[Dataset items]
-- START --
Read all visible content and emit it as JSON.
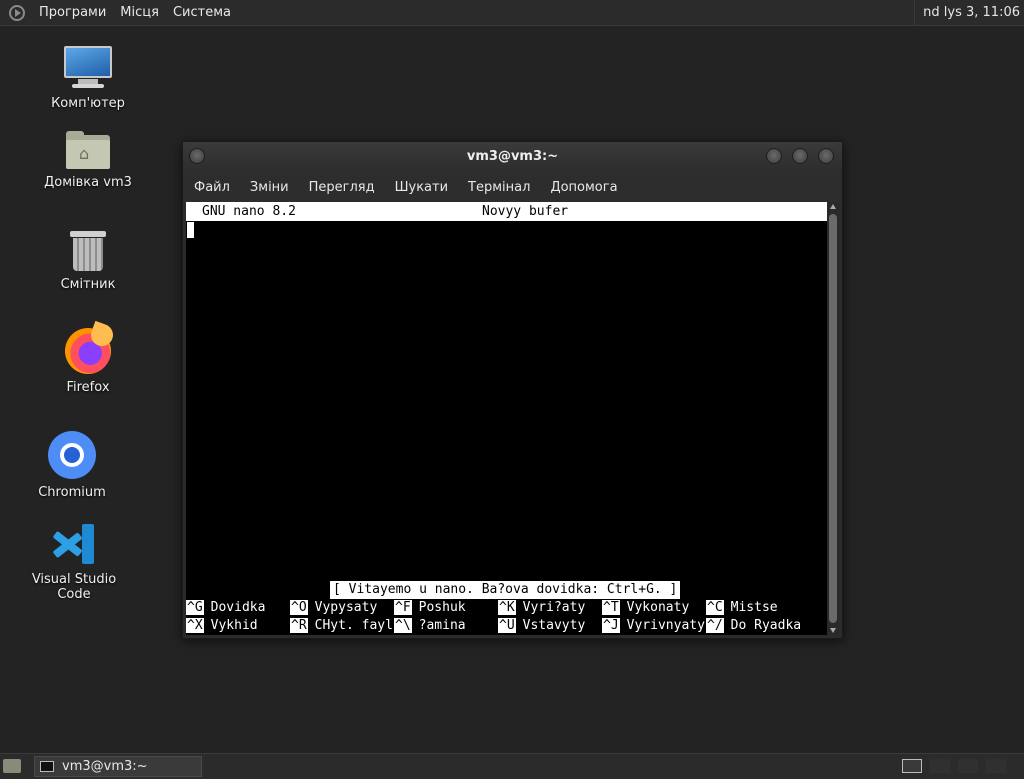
{
  "top_panel": {
    "menu": [
      "Програми",
      "Місця",
      "Система"
    ],
    "clock": "nd lys 3, 11:06"
  },
  "desktop_icons": [
    {
      "label": "Комп'ютер",
      "icon": "computer-icon"
    },
    {
      "label": "Домівка vm3",
      "icon": "home-folder-icon"
    },
    {
      "label": "Смітник",
      "icon": "trash-icon"
    },
    {
      "label": "Firefox",
      "icon": "firefox-icon"
    },
    {
      "label": "Chromium",
      "icon": "chromium-icon"
    },
    {
      "label": "Visual Studio Code",
      "icon": "vscode-icon"
    }
  ],
  "terminal_window": {
    "title": "vm3@vm3:~",
    "menu": [
      "Файл",
      "Зміни",
      "Перегляд",
      "Шукати",
      "Термінал",
      "Допомога"
    ],
    "nano": {
      "version": "GNU nano 8.2",
      "buffer": "Novyy bufer",
      "status": "[ Vitayemo u nano. Ba?ova dovidka: Ctrl+G. ]",
      "shortcuts_row1": [
        {
          "key": "^G",
          "label": "Dovidka"
        },
        {
          "key": "^O",
          "label": "Vypysaty"
        },
        {
          "key": "^F",
          "label": "Poshuk"
        },
        {
          "key": "^K",
          "label": "Vyri?aty"
        },
        {
          "key": "^T",
          "label": "Vykonaty"
        },
        {
          "key": "^C",
          "label": "Mistse"
        }
      ],
      "shortcuts_row2": [
        {
          "key": "^X",
          "label": "Vykhid"
        },
        {
          "key": "^R",
          "label": "CHyt. fayl"
        },
        {
          "key": "^\\",
          "label": "?amina"
        },
        {
          "key": "^U",
          "label": "Vstavyty"
        },
        {
          "key": "^J",
          "label": "Vyrivnyaty"
        },
        {
          "key": "^/",
          "label": "Do Ryadka"
        }
      ]
    }
  },
  "taskbar": {
    "task_label": "vm3@vm3:~"
  },
  "colors": {
    "desktop_bg": "#232323",
    "panel_bg": "#2b2b2b",
    "terminal_bg": "#000000"
  }
}
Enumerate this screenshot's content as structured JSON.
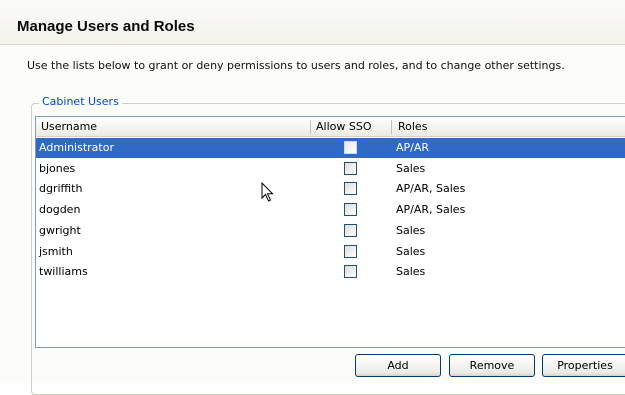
{
  "page": {
    "title": "Manage Users and Roles",
    "description": "Use the lists below to grant or deny permissions to users and roles, and to change other settings."
  },
  "cabinet_users": {
    "legend": "Cabinet Users",
    "columns": {
      "username": "Username",
      "allow_sso": "Allow SSO",
      "roles": "Roles"
    },
    "rows": [
      {
        "username": "Administrator",
        "allow_sso": false,
        "roles": "AP/AR",
        "selected": true
      },
      {
        "username": "bjones",
        "allow_sso": false,
        "roles": "Sales",
        "selected": false
      },
      {
        "username": "dgriffith",
        "allow_sso": false,
        "roles": "AP/AR, Sales",
        "selected": false
      },
      {
        "username": "dogden",
        "allow_sso": false,
        "roles": "AP/AR, Sales",
        "selected": false
      },
      {
        "username": "gwright",
        "allow_sso": false,
        "roles": "Sales",
        "selected": false
      },
      {
        "username": "jsmith",
        "allow_sso": false,
        "roles": "Sales",
        "selected": false
      },
      {
        "username": "twilliams",
        "allow_sso": false,
        "roles": "Sales",
        "selected": false
      }
    ]
  },
  "buttons": {
    "add": "Add",
    "remove": "Remove",
    "properties": "Properties"
  },
  "colors": {
    "selection": "#316ac5",
    "legend_text": "#0046d5",
    "list_border": "#7f9db9"
  },
  "icons": {
    "cursor": "arrow-cursor-icon"
  }
}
-- END --
§ PROBLEM TO SOLVE
Scan the listing above and copy all lines containing the word "content".

§ COMPLETED TASK
Read all visible content and emit it as JSON.
Enumerate this screenshot's content as structured JSON.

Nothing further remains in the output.